[START OF Records to process]
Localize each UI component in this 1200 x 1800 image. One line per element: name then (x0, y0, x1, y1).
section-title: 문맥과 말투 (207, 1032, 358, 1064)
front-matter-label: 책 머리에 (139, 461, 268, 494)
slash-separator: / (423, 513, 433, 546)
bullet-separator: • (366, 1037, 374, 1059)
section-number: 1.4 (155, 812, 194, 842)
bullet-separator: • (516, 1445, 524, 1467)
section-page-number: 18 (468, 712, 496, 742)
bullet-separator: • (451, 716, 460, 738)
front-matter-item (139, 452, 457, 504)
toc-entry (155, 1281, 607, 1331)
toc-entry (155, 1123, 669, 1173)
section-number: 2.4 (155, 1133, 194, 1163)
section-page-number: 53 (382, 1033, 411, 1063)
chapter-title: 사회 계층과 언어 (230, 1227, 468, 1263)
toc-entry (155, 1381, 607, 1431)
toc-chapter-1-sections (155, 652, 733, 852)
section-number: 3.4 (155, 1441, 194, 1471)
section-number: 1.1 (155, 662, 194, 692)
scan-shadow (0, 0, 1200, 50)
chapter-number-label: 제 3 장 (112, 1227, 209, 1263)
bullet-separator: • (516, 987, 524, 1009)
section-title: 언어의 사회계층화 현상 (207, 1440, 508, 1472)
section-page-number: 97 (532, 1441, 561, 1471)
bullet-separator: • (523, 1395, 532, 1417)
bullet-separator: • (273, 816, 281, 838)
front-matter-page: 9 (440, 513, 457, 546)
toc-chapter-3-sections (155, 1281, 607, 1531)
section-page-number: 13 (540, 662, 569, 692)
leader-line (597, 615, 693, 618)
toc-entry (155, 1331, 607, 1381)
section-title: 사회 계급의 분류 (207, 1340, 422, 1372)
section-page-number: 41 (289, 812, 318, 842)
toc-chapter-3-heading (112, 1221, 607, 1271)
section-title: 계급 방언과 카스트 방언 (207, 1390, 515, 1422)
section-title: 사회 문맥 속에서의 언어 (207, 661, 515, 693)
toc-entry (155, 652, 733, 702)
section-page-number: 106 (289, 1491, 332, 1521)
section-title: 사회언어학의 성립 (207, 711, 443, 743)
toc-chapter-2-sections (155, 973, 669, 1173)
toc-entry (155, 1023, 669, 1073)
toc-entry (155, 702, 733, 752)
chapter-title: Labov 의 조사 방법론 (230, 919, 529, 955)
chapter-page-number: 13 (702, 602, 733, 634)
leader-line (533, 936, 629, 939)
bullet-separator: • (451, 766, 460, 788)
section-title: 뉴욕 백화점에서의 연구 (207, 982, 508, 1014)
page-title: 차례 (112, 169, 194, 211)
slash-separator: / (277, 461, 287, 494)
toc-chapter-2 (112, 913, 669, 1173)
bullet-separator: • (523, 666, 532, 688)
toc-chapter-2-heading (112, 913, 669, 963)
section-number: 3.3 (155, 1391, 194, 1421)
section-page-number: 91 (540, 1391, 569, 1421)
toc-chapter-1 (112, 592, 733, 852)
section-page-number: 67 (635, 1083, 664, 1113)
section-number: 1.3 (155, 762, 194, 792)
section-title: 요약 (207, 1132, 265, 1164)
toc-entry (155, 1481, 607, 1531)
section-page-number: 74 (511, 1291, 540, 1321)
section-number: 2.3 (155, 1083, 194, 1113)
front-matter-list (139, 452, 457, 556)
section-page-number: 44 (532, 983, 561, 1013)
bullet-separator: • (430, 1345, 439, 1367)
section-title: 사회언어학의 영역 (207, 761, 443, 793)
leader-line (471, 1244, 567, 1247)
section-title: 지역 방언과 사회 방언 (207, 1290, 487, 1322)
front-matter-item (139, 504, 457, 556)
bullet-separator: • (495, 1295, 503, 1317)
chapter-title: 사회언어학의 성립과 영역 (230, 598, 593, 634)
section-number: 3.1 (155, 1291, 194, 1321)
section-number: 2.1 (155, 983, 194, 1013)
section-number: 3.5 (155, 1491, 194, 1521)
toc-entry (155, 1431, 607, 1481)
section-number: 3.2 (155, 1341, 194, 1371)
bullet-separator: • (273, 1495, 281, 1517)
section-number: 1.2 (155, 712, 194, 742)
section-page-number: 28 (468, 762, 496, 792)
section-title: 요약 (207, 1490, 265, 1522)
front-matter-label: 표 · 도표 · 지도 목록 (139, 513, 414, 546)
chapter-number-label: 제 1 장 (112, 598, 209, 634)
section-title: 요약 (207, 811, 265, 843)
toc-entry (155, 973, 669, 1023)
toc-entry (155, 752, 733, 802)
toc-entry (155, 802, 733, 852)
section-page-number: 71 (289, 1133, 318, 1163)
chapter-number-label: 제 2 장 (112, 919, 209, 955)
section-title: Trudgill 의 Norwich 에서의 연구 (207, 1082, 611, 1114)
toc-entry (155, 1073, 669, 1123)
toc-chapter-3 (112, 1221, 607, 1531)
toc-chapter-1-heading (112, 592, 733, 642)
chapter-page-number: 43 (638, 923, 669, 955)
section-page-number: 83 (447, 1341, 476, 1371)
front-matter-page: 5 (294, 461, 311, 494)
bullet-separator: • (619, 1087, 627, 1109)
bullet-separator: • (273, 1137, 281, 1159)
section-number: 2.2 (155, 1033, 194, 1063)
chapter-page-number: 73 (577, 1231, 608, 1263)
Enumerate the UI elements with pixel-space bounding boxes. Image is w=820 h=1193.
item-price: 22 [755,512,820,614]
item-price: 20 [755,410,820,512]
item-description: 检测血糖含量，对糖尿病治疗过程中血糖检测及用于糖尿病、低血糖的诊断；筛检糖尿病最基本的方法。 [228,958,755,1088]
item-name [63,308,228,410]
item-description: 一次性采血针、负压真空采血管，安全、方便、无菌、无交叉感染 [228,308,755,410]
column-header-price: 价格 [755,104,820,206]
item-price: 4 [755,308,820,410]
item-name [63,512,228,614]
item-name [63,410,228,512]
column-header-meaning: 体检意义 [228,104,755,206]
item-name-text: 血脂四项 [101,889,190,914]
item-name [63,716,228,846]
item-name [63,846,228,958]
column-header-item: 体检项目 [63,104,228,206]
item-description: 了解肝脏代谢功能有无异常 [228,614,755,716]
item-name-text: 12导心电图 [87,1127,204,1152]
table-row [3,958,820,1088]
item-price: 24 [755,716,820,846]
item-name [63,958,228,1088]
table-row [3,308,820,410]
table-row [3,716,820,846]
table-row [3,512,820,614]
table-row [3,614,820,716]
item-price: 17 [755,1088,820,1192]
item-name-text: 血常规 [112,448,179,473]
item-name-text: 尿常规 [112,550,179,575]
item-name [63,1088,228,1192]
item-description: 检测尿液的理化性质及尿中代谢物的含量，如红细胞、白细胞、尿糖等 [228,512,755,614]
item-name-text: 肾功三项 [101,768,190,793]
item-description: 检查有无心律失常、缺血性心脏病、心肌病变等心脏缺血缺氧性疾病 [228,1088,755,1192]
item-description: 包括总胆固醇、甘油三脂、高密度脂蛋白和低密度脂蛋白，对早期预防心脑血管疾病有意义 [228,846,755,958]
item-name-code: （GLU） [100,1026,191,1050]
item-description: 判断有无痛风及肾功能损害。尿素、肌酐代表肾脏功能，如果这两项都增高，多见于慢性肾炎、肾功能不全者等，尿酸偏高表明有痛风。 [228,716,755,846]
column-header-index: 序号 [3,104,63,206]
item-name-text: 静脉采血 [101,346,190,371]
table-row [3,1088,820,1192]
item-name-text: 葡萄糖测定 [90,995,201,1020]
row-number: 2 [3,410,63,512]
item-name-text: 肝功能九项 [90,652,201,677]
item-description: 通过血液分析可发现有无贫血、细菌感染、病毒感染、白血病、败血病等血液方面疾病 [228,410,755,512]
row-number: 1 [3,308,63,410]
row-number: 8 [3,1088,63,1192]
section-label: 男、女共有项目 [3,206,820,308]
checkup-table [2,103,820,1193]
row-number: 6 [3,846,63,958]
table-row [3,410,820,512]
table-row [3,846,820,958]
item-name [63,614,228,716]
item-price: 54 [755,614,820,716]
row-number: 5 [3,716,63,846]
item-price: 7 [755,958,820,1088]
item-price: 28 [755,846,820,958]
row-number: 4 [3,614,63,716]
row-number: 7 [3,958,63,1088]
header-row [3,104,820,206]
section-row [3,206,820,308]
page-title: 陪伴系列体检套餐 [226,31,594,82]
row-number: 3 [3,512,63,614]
[END OF Records to process]
- **What is needed**:
Take the items from the first line through the line containing "chapter-number-label: 제 3" and write them out again, swapping every "bullet-separator" for "dot-separator" and changing nothing else.

- **Written reply**:
Localize each UI component in this 1200 x 1800 image. One line per element: name then (x0, y0, x1, y1).
section-title: 문맥과 말투 (207, 1032, 358, 1064)
front-matter-label: 책 머리에 (139, 461, 268, 494)
slash-separator: / (423, 513, 433, 546)
dot-separator: • (366, 1037, 374, 1059)
section-number: 1.4 (155, 812, 194, 842)
dot-separator: • (516, 1445, 524, 1467)
section-page-number: 18 (468, 712, 496, 742)
dot-separator: • (451, 716, 460, 738)
front-matter-item (139, 452, 457, 504)
toc-entry (155, 1281, 607, 1331)
toc-entry (155, 1123, 669, 1173)
section-number: 2.4 (155, 1133, 194, 1163)
section-page-number: 53 (382, 1033, 411, 1063)
chapter-title: 사회 계층과 언어 (230, 1227, 468, 1263)
toc-entry (155, 1381, 607, 1431)
toc-chapter-1-sections (155, 652, 733, 852)
section-number: 3.4 (155, 1441, 194, 1471)
section-number: 1.1 (155, 662, 194, 692)
scan-shadow (0, 0, 1200, 50)
chapter-number-label: 제 3 장 (112, 1227, 209, 1263)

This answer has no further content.